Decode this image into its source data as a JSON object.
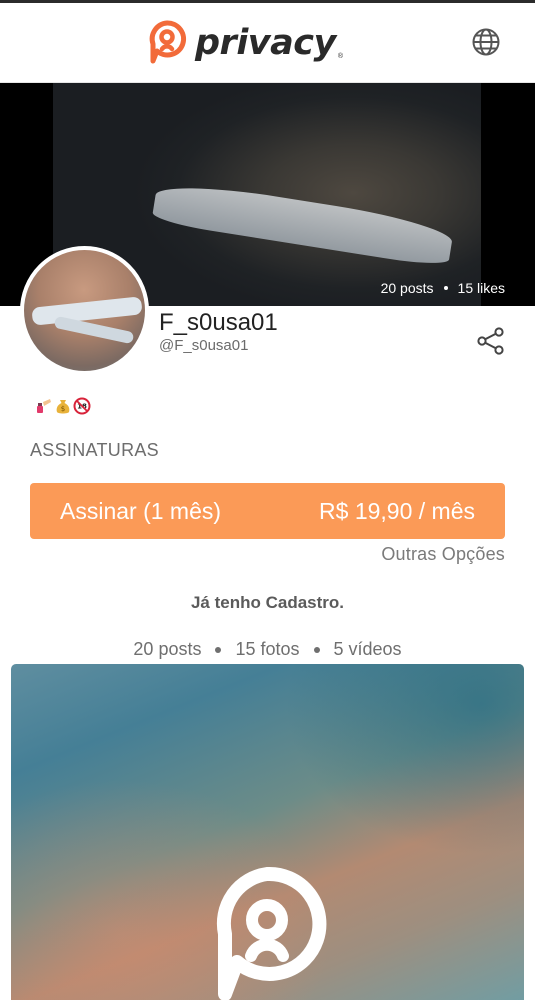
{
  "header": {
    "brand_name": "privacy",
    "brand_registered": "®",
    "brand_color": "#f26b3a",
    "language_icon": "globe-icon"
  },
  "cover": {
    "posts_label": "20 posts",
    "likes_label": "15 likes"
  },
  "profile": {
    "display_name": "F_s0usa01",
    "handle": "@F_s0usa01",
    "share_icon": "share-icon",
    "bio_emojis": [
      "nail-polish-emoji",
      "money-bag-emoji",
      "no-one-under-18-emoji"
    ]
  },
  "subscriptions": {
    "section_title": "ASSINATURAS",
    "subscribe_label": "Assinar (1 mês)",
    "subscribe_price": "R$ 19,90 / mês",
    "other_options": "Outras Opções",
    "accent_color": "#fb9a57"
  },
  "login": {
    "already_registered": "Já tenho Cadastro."
  },
  "stats": {
    "posts": "20 posts",
    "photos": "15 fotos",
    "videos": "5 vídeos"
  }
}
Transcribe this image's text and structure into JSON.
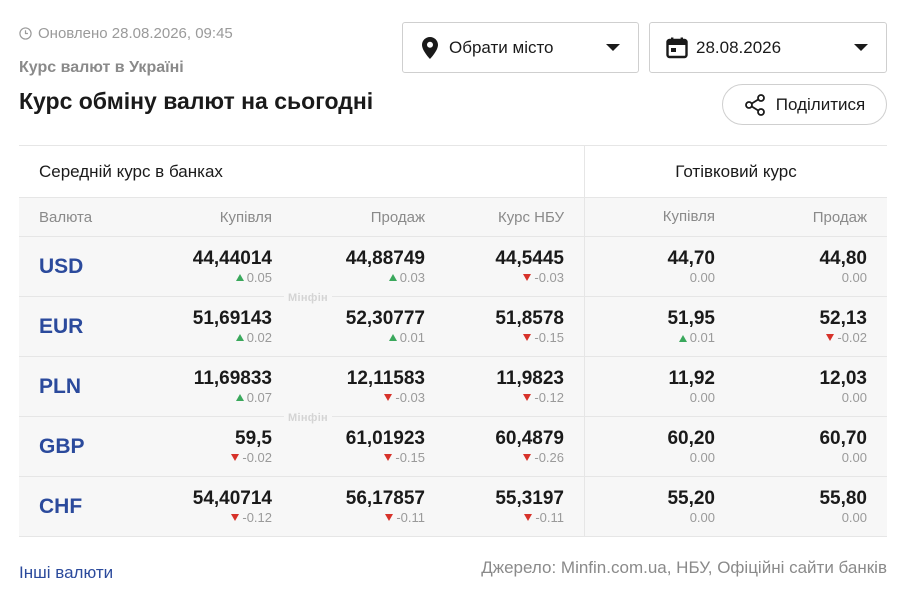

+ + +

- [INSTRUCTIONS TO FOLLOW] From the entries above, return each line with the word "JSON" in it.

- [COMPLETE RESPONSE]
Decode this image into its source data as a JSON object.
Transcribe this image's text and structure into JSON.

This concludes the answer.